**What to produce**
Exact reproduction is required for all entries.

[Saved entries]
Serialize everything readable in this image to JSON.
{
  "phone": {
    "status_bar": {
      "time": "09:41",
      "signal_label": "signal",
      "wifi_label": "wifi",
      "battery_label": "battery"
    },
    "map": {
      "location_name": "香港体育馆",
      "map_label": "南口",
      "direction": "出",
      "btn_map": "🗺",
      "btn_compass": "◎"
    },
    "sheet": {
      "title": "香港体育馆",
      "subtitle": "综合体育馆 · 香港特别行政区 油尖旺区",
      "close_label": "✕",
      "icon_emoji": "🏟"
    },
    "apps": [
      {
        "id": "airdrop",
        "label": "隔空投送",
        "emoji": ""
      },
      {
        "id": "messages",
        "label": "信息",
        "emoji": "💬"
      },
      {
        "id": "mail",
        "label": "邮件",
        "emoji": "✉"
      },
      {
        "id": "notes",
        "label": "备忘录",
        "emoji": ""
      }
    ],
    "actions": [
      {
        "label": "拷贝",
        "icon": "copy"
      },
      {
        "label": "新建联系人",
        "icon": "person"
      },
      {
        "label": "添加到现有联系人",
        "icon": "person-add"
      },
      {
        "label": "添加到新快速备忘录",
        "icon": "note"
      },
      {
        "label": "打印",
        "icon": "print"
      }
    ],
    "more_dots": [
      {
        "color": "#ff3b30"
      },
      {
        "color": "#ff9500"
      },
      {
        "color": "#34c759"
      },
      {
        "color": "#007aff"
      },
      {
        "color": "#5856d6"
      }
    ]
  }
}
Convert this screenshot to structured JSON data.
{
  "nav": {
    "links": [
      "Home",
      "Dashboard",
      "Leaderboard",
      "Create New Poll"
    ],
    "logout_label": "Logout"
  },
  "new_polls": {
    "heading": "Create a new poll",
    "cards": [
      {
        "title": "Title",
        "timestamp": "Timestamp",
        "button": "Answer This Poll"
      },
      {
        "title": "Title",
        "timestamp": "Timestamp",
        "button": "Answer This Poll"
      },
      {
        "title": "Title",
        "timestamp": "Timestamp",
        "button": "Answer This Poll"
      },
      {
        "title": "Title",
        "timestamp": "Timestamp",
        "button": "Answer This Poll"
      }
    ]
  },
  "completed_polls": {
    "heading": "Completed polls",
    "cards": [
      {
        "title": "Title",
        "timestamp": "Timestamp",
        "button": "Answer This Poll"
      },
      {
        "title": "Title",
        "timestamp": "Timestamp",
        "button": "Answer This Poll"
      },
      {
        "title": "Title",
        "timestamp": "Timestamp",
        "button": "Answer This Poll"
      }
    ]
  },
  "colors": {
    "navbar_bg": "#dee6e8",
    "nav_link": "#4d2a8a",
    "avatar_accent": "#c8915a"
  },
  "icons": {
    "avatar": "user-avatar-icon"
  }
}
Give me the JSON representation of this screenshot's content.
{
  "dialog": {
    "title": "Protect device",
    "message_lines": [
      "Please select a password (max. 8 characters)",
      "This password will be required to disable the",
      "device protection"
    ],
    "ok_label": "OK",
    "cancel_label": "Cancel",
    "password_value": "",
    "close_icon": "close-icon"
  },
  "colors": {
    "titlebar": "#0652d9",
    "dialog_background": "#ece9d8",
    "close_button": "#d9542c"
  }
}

**Complete response**
Serialize everything readable in this image to JSON.
{
  "phone": {
    "status_bar": {
      "time": "09:41",
      "signal_label": "signal",
      "wifi_label": "wifi",
      "battery_label": "battery"
    },
    "map": {
      "location_name": "香港体育馆",
      "map_label": "南口",
      "direction": "出",
      "btn_map": "🗺",
      "btn_compass": "◎"
    },
    "sheet": {
      "title": "香港体育馆",
      "subtitle": "综合体育馆 · 香港特别行政区 油尖旺区",
      "close_label": "✕",
      "icon_emoji": "🏟"
    },
    "apps": [
      {
        "id": "airdrop",
        "label": "隔空投送",
        "emoji": ""
      },
      {
        "id": "messages",
        "label": "信息",
        "emoji": "💬"
      },
      {
        "id": "mail",
        "label": "邮件",
        "emoji": "✉"
      },
      {
        "id": "notes",
        "label": "备忘录",
        "emoji": ""
      }
    ],
    "actions": [
      {
        "label": "拷贝",
        "icon": "copy"
      },
      {
        "label": "新建联系人",
        "icon": "person"
      },
      {
        "label": "添加到现有联系人",
        "icon": "person-add"
      },
      {
        "label": "添加到新快速备忘录",
        "icon": "note"
      },
      {
        "label": "打印",
        "icon": "print"
      }
    ],
    "more_dots": [
      {
        "color": "#ff3b30"
      },
      {
        "color": "#ff9500"
      },
      {
        "color": "#34c759"
      },
      {
        "color": "#007aff"
      },
      {
        "color": "#5856d6"
      }
    ]
  }
}
Convert this screenshot to structured JSON data.
{
  "nav": {
    "links": [
      "Home",
      "Dashboard",
      "Leaderboard",
      "Create New Poll"
    ],
    "logout_label": "Logout"
  },
  "new_polls": {
    "heading": "Create a new poll",
    "cards": [
      {
        "title": "Title",
        "timestamp": "Timestamp",
        "button": "Answer This Poll"
      },
      {
        "title": "Title",
        "timestamp": "Timestamp",
        "button": "Answer This Poll"
      },
      {
        "title": "Title",
        "timestamp": "Timestamp",
        "button": "Answer This Poll"
      },
      {
        "title": "Title",
        "timestamp": "Timestamp",
        "button": "Answer This Poll"
      }
    ]
  },
  "completed_polls": {
    "heading": "Completed polls",
    "cards": [
      {
        "title": "Title",
        "timestamp": "Timestamp",
        "button": "Answer This Poll"
      },
      {
        "title": "Title",
        "timestamp": "Timestamp",
        "button": "Answer This Poll"
      },
      {
        "title": "Title",
        "timestamp": "Timestamp",
        "button": "Answer This Poll"
      }
    ]
  },
  "colors": {
    "navbar_bg": "#dee6e8",
    "nav_link": "#4d2a8a",
    "avatar_accent": "#c8915a"
  },
  "icons": {
    "avatar": "user-avatar-icon"
  }
}
Give me the JSON representation of this screenshot's content.
{
  "dialog": {
    "title": "Protect device",
    "message_lines": [
      "Please select a password (max. 8 characters)",
      "This password will be required to disable the",
      "device protection"
    ],
    "ok_label": "OK",
    "cancel_label": "Cancel",
    "password_value": "",
    "close_icon": "close-icon"
  },
  "colors": {
    "titlebar": "#0652d9",
    "dialog_background": "#ece9d8",
    "close_button": "#d9542c"
  }
}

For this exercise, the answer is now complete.